### Required work
Copy out the listing that follows, exactly, without its pictures.
** Begin Records **
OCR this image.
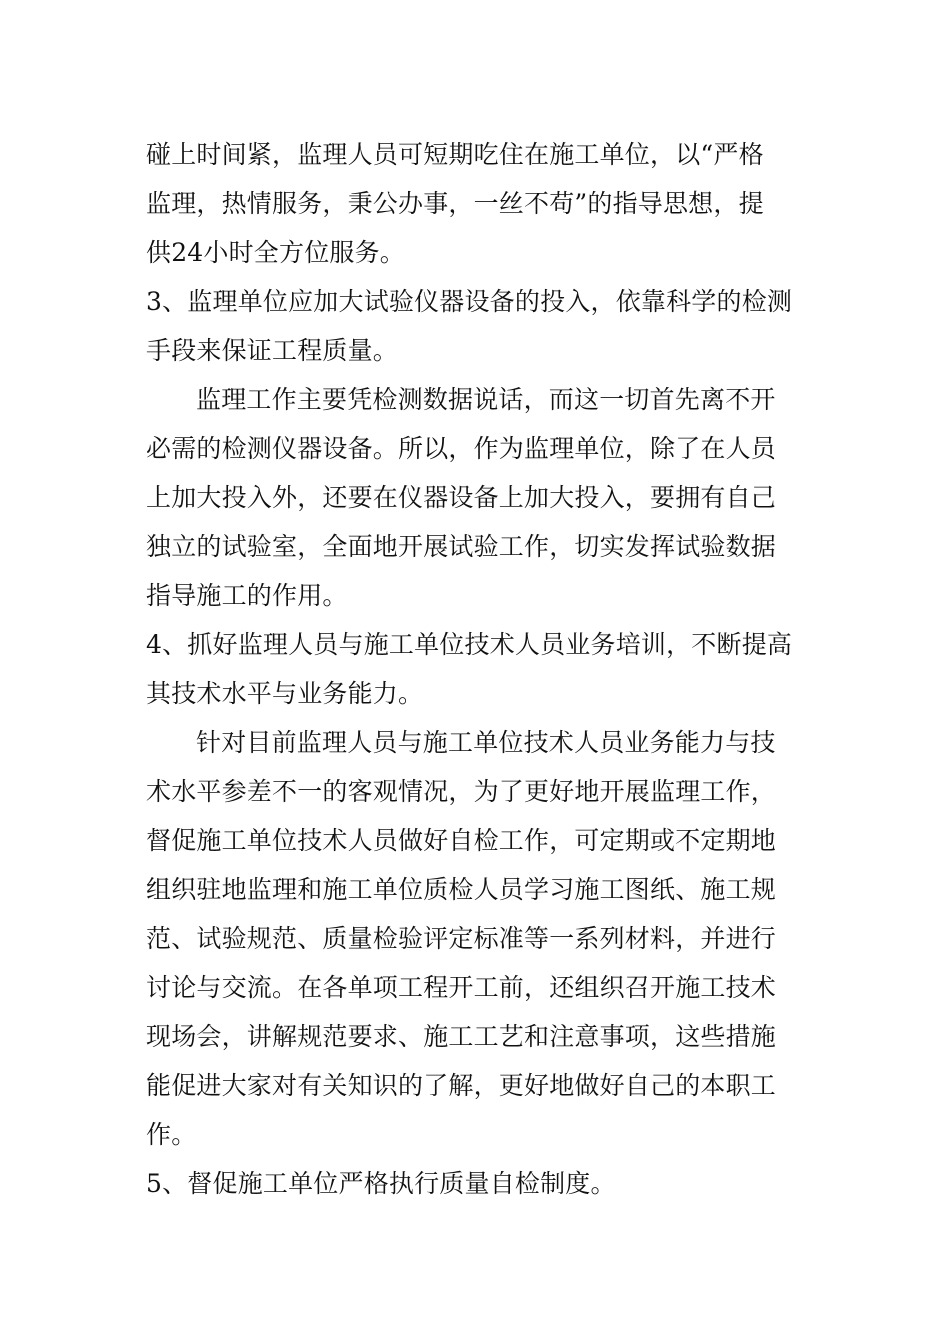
碰上时间紧，监理人员可短期吃住在施工单位，以“严格
监理，热情服务，秉公办事，一丝不苟”的指导思想，提
供24小时全方位服务。
3、监理单位应加大试验仪器设备的投入，依靠科学的检测
手段来保证工程质量。
监理工作主要凭检测数据说话，而这一切首先离不开
必需的检测仪器设备。所以，作为监理单位，除了在人员
上加大投入外，还要在仪器设备上加大投入，要拥有自己
独立的试验室，全面地开展试验工作，切实发挥试验数据
指导施工的作用。
4、抓好监理人员与施工单位技术人员业务培训，不断提高
其技术水平与业务能力。
针对目前监理人员与施工单位技术人员业务能力与技
术水平参差不一的客观情况，为了更好地开展监理工作，
督促施工单位技术人员做好自检工作，可定期或不定期地
组织驻地监理和施工单位质检人员学习施工图纸、施工规
范、试验规范、质量检验评定标准等一系列材料，并进行
讨论与交流。在各单项工程开工前，还组织召开施工技术
现场会，讲解规范要求、施工工艺和注意事项，这些措施
能促进大家对有关知识的了解，更好地做好自己的本职工
作。
5、督促施工单位严格执行质量自检制度。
** End Records **
### The solution
OCR this image.
碰上时间紧，监理人员可短期吃住在施工单位，以“严格
监理，热情服务，秉公办事，一丝不苟”的指导思想，提
供24小时全方位服务。
3、监理单位应加大试验仪器设备的投入，依靠科学的检测
手段来保证工程质量。
监理工作主要凭检测数据说话，而这一切首先离不开
必需的检测仪器设备。所以，作为监理单位，除了在人员
上加大投入外，还要在仪器设备上加大投入，要拥有自己
独立的试验室，全面地开展试验工作，切实发挥试验数据
指导施工的作用。
4、抓好监理人员与施工单位技术人员业务培训，不断提高
其技术水平与业务能力。
针对目前监理人员与施工单位技术人员业务能力与技
术水平参差不一的客观情况，为了更好地开展监理工作，
督促施工单位技术人员做好自检工作，可定期或不定期地
组织驻地监理和施工单位质检人员学习施工图纸、施工规
范、试验规范、质量检验评定标准等一系列材料，并进行
讨论与交流。在各单项工程开工前，还组织召开施工技术
现场会，讲解规范要求、施工工艺和注意事项，这些措施
能促进大家对有关知识的了解，更好地做好自己的本职工
作。
5、督促施工单位严格执行质量自检制度。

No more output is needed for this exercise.